| EXERCISE DESCRIPTION |
Pick out each line in these entries that contains the string "промышленной".

| DATASET EXTRACT |
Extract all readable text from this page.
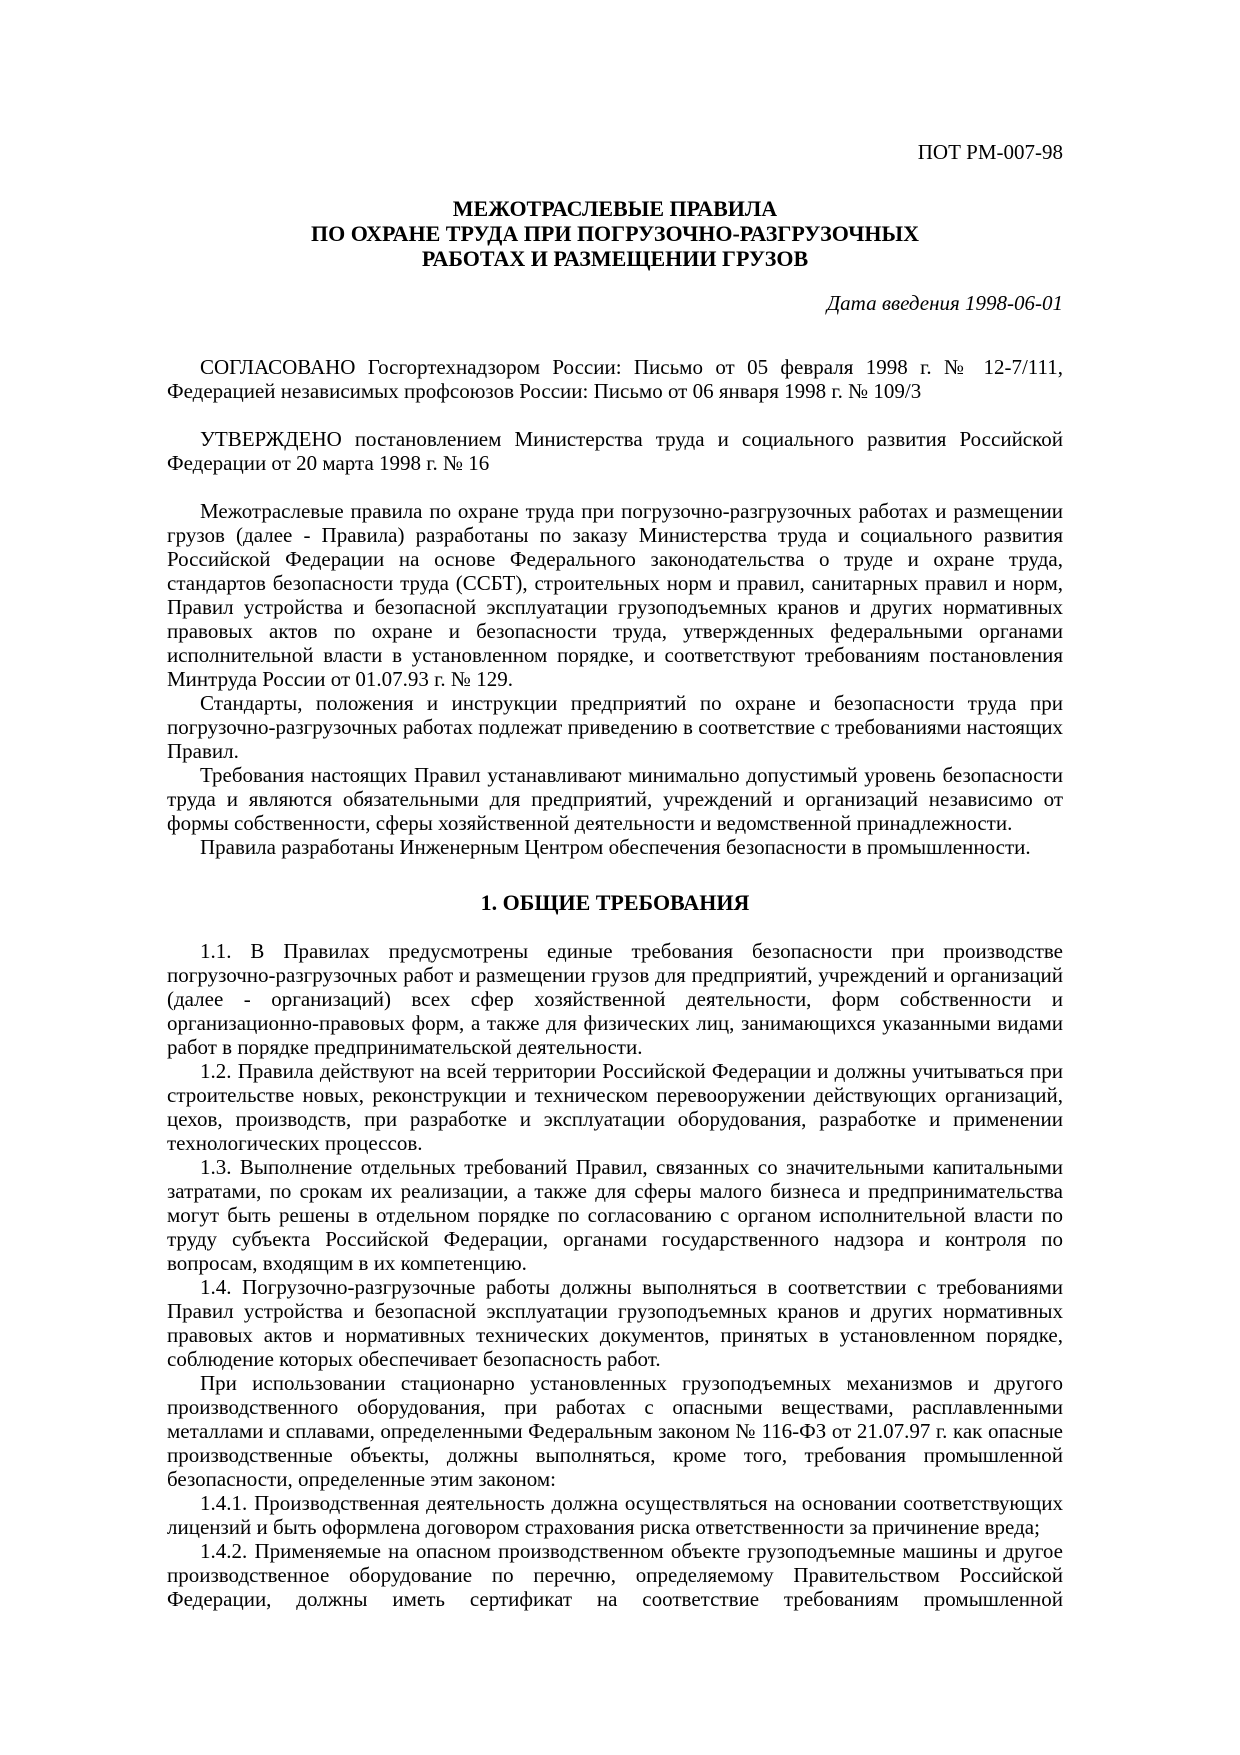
ПОТ РМ-007-98
МЕЖОТРАСЛЕВЫЕ ПРАВИЛА
ПО ОХРАНЕ ТРУДА ПРИ ПОГРУЗОЧНО-РАЗГРУЗОЧНЫХ
РАБОТАХ И РАЗМЕЩЕНИИ ГРУЗОВ
Дата введения 1998-06-01

СОГЛАСОВАНО Госгортехнадзором России: Письмо от 05 февраля 1998 г. № 12-7/111, Федерацией независимых профсоюзов России: Письмо от 06 января 1998 г. № 109/3

УТВЕРЖДЕНО постановлением Министерства труда и социального развития Российской Федерации от 20 марта 1998 г. № 16

Межотраслевые правила по охране труда при погрузочно-разгрузочных работах и размещении грузов (далее - Правила) разработаны по заказу Министерства труда и социального развития Российской Федерации на основе Федерального законодательства о труде и охране труда, стандартов безопасности труда (ССБТ), строительных норм и правил, санитарных правил и норм, Правил устройства и безопасной эксплуатации грузоподъемных кранов и других нормативных правовых актов по охране и безопасности труда, утвержденных федеральными органами исполнительной власти в установленном порядке, и соответствуют требованиям постановления Минтруда России от 01.07.93 г. № 129.

Стандарты, положения и инструкции предприятий по охране и безопасности труда при погрузочно-разгрузочных работах подлежат приведению в соответствие с требованиями настоящих Правил.

Требования настоящих Правил устанавливают минимально допустимый уровень безопасности труда и являются обязательными для предприятий, учреждений и организаций независимо от формы собственности, сферы хозяйственной деятельности и ведомственной принадлежности.

Правила разработаны Инженерным Центром обеспечения безопасности в промышленности.

1. ОБЩИЕ ТРЕБОВАНИЯ

1.1. В Правилах предусмотрены единые требования безопасности при производстве погрузочно-разгрузочных работ и размещении грузов для предприятий, учреждений и организаций (далее - организаций) всех сфер хозяйственной деятельности, форм собственности и организационно-правовых форм, а также для физических лиц, занимающихся указанными видами работ в порядке предпринимательской деятельности.

1.2. Правила действуют на всей территории Российской Федерации и должны учитываться при строительстве новых, реконструкции и техническом перевооружении действующих организаций, цехов, производств, при разработке и эксплуатации оборудования, разработке и применении технологических процессов.

1.3. Выполнение отдельных требований Правил, связанных со значительными капитальными затратами, по срокам их реализации, а также для сферы малого бизнеса и предпринимательства могут быть решены в отдельном порядке по согласованию с органом исполнительной власти по труду субъекта Российской Федерации, органами государственного надзора и контроля по вопросам, входящим в их компетенцию.

1.4. Погрузочно-разгрузочные работы должны выполняться в соответствии с требованиями Правил устройства и безопасной эксплуатации грузоподъемных кранов и других нормативных правовых актов и нормативных технических документов, принятых в установленном порядке, соблюдение которых обеспечивает безопасность работ.

При использовании стационарно установленных грузоподъемных механизмов и другого производственного оборудования, при работах с опасными веществами, расплавленными металлами и сплавами, определенными Федеральным законом № 116-ФЗ от 21.07.97 г. как опасные производственные объекты, должны выполняться, кроме того, требования промышленной безопасности, определенные этим законом:

1.4.1. Производственная деятельность должна осуществляться на основании соответствующих лицензий и быть оформлена договором страхования риска ответственности за причинение вреда;

1.4.2. Применяемые на опасном производственном объекте грузоподъемные машины и другое производственное оборудование по перечню, определяемому Правительством Российской Федерации, должны иметь сертификат на соответствие требованиям промышленной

| WRITTEN RESPONSE |
При использовании стационарно установленных грузоподъемных механизмов и другого производственного оборудования, при работах с опасными веществами, расплавленными металлами и сплавами, определенными Федеральным законом № 116-ФЗ от 21.07.97 г. как опасные производственные объекты, должны выполняться, кроме того, требования промышленной безопасности, определенные этим законом:
1.4.2. Применяемые на опасном производственном объекте грузоподъемные машины и другое производственное оборудование по перечню, определяемому Правительством Российской Федерации, должны иметь сертификат на соответствие требованиям промышленной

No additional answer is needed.